- [What you will do]:
Return the number of lines that contain the word "Goods", and return nothing else.

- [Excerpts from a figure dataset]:
· · ·

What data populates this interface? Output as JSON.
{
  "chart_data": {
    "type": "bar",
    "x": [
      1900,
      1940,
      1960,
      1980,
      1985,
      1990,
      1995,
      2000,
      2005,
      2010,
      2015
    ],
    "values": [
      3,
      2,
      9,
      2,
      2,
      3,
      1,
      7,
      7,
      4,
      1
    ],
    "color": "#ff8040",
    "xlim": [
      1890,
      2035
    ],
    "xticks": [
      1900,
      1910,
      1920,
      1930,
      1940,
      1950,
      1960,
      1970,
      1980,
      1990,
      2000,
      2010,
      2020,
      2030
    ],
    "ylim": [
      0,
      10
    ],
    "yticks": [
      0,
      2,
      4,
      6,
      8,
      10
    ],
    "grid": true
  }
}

· · ·

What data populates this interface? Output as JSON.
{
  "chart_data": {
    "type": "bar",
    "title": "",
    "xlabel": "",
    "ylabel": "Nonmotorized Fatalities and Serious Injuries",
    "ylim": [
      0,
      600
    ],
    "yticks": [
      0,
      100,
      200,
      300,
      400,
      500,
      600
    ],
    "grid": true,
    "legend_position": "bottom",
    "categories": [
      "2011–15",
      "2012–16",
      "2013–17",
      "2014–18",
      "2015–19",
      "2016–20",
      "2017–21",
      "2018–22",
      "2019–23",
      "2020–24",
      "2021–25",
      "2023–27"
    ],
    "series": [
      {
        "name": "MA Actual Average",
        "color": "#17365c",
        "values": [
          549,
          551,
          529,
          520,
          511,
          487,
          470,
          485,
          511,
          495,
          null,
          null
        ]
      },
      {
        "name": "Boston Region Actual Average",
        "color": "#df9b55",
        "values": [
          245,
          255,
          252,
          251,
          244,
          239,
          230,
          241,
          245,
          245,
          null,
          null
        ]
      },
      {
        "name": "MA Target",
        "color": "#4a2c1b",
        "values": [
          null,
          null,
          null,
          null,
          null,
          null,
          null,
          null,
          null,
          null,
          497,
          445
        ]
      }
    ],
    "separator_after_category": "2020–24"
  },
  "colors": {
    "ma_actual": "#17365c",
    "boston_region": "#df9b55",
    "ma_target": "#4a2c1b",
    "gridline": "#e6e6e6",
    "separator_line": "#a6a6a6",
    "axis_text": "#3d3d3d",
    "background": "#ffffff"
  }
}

· · ·

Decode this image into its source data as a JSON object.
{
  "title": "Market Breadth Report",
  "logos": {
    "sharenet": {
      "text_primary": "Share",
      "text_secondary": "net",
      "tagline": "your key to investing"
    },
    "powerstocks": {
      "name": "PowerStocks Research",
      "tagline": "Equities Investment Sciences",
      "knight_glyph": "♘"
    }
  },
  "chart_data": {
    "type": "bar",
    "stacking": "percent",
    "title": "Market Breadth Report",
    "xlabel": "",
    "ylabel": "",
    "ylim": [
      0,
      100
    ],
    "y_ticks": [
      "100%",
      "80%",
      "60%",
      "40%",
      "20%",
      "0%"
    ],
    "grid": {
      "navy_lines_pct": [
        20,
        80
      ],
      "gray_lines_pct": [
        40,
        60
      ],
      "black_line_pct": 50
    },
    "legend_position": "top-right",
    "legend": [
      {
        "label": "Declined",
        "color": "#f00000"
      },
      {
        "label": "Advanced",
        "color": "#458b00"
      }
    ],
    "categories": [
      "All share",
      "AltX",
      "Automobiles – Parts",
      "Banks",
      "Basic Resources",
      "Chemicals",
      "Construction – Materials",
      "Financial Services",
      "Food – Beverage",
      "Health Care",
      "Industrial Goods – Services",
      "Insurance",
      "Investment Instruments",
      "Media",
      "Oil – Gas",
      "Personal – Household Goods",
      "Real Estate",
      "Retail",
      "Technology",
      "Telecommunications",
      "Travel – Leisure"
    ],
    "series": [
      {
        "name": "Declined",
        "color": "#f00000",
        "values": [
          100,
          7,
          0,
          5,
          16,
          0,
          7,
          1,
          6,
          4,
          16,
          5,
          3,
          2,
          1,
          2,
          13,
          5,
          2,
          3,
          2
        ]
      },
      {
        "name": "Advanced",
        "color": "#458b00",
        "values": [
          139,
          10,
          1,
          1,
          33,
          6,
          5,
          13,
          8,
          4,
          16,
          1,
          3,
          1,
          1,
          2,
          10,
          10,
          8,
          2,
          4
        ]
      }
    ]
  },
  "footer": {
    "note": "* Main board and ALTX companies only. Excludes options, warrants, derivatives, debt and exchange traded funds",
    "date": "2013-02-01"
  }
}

· · ·

- [Answer to the exercise]:
2